# Exercise material
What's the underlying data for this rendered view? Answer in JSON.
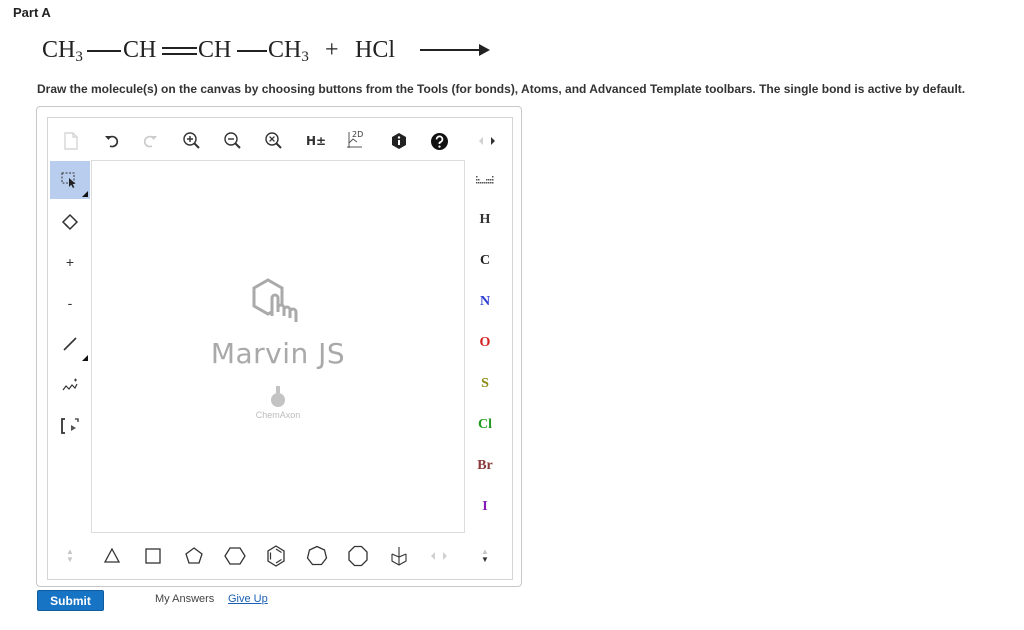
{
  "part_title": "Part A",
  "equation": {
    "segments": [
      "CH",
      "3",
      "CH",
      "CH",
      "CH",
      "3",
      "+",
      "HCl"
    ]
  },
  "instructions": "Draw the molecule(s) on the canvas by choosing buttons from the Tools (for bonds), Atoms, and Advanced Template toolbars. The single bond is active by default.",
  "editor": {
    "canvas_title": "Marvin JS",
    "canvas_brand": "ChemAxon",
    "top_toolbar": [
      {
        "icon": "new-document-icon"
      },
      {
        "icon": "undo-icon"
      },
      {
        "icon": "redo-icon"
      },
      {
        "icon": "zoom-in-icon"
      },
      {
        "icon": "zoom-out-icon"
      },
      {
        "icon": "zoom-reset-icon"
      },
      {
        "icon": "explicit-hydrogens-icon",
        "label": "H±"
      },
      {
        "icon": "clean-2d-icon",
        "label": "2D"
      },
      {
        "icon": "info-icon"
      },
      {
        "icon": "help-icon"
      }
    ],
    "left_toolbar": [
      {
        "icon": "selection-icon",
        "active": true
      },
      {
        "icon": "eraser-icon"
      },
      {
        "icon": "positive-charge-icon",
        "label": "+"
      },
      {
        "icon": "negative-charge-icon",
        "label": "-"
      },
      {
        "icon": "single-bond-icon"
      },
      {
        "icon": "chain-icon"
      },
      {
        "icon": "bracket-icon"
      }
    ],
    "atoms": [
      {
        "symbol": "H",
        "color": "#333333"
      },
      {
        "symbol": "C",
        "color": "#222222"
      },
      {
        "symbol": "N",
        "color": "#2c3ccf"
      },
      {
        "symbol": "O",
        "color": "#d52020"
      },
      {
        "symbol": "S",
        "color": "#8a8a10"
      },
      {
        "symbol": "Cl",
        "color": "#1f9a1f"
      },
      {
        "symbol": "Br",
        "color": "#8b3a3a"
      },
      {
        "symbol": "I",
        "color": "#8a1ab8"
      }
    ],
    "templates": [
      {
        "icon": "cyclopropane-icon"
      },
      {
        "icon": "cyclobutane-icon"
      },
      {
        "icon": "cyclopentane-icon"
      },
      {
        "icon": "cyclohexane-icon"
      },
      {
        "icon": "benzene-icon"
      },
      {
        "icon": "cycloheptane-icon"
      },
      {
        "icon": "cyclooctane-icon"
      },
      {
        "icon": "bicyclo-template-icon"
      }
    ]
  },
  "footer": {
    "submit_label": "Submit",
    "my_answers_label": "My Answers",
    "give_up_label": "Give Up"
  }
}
...
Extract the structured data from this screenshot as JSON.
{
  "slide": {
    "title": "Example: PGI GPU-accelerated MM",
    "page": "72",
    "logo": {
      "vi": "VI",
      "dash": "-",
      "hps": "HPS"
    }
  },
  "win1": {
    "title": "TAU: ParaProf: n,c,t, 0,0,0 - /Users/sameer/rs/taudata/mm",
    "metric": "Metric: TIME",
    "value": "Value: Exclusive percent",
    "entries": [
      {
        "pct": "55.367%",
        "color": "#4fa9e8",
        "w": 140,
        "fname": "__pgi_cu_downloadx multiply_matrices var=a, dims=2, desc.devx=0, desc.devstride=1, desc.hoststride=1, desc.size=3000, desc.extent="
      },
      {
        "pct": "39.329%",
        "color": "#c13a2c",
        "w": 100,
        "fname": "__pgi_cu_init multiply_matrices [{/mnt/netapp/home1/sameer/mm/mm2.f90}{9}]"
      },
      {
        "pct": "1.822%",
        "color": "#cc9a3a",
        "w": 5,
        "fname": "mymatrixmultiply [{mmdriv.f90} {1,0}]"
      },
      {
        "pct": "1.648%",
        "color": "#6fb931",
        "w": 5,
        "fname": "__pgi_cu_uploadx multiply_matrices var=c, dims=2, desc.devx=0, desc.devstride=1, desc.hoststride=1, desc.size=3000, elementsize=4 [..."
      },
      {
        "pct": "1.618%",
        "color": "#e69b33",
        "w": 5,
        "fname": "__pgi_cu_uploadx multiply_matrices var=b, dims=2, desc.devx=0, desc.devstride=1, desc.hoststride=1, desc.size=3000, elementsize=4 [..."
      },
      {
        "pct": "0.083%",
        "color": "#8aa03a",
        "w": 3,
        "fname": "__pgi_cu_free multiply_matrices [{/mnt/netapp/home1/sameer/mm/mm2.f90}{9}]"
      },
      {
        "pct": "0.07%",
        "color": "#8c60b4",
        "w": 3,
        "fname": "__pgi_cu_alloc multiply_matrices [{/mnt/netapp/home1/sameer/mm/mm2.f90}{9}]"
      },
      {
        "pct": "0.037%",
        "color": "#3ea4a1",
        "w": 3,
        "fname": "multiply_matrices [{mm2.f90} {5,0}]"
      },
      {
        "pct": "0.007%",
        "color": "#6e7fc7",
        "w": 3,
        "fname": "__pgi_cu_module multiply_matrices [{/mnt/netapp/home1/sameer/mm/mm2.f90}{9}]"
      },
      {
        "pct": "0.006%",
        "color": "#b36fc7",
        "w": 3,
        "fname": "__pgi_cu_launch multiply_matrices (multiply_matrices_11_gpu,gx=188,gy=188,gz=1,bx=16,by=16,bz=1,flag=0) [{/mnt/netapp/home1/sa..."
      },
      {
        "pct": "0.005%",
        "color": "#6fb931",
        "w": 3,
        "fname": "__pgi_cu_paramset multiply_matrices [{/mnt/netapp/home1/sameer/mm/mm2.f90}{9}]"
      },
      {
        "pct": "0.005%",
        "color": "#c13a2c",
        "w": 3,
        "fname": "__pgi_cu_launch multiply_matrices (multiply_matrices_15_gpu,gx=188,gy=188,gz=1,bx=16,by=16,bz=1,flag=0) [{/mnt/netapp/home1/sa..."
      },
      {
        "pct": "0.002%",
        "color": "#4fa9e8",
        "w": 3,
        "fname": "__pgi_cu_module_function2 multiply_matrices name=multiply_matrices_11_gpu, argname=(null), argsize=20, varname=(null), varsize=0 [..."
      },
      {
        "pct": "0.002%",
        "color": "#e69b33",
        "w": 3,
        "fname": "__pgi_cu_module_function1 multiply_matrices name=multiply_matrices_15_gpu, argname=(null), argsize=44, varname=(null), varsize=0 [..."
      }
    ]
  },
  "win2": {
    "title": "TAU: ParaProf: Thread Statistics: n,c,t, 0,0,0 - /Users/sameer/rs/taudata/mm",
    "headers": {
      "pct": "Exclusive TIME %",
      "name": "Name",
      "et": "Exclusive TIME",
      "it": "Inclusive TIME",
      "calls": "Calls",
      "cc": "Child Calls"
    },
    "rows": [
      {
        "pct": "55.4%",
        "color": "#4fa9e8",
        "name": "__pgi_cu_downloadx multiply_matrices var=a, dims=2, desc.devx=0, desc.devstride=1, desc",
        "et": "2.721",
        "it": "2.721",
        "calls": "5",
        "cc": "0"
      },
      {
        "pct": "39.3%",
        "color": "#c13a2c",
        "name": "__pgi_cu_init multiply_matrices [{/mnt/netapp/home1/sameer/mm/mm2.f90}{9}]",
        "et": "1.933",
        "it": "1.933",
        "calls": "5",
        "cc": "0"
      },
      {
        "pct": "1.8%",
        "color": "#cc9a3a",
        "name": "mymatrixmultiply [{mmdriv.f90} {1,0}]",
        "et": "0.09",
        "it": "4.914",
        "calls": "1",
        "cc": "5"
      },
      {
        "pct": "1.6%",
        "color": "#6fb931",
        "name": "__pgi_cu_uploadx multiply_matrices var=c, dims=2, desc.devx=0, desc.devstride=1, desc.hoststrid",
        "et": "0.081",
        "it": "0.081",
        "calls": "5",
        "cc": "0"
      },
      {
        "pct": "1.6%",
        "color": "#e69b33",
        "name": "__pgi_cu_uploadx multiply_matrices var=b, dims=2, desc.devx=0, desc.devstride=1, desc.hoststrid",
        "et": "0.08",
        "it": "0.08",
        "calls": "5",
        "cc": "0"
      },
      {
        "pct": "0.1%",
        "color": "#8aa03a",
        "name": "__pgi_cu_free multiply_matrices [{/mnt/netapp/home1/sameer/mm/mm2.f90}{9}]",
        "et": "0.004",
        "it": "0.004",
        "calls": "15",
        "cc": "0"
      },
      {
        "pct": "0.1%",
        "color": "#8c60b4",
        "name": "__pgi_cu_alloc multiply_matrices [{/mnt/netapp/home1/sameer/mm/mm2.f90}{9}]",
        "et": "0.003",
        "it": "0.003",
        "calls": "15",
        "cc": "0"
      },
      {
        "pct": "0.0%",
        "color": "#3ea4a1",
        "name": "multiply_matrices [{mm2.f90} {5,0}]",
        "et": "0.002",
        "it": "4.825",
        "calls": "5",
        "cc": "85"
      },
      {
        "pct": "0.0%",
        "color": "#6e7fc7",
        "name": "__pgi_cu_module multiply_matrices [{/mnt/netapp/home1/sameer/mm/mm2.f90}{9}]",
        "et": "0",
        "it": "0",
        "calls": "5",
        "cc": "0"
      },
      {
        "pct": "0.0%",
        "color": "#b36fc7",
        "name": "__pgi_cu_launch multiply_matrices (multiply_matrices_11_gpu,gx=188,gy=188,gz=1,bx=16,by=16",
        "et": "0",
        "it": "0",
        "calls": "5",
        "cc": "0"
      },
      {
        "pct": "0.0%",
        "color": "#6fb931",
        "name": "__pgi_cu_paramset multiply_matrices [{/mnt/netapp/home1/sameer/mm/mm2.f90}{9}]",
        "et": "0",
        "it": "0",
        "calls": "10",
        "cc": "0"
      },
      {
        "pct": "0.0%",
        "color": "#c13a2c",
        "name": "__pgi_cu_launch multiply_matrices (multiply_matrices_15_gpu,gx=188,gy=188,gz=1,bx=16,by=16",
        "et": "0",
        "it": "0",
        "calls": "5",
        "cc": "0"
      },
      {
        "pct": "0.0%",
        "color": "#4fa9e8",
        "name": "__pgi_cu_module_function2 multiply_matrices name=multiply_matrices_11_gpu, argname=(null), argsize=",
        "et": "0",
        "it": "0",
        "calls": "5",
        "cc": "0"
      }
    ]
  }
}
...
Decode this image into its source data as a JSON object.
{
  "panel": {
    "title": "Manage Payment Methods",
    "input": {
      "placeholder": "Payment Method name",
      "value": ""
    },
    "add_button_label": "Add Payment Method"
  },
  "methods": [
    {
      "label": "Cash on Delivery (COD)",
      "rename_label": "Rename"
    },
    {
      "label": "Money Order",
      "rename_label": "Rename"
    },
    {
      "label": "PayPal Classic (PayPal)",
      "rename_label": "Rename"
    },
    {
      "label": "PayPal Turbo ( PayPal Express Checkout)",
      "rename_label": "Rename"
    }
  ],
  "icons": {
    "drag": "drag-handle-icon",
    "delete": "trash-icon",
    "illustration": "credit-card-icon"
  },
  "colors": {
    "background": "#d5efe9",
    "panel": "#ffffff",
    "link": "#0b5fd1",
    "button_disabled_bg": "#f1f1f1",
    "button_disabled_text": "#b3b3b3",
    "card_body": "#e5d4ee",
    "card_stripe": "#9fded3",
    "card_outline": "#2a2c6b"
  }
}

# Exercise requirements
Copy out all lines where the word "varname" appears.

# Written solution
        "fname": "__pgi_cu_module_function2 multiply_matrices name=multiply_matrices_11_gpu, argname=(null), argsize=20, varname=(null), varsize=0 [..."
        "fname": "__pgi_cu_module_function1 multiply_matrices name=multiply_matrices_15_gpu, argname=(null), argsize=44, varname=(null), varsize=0 [..."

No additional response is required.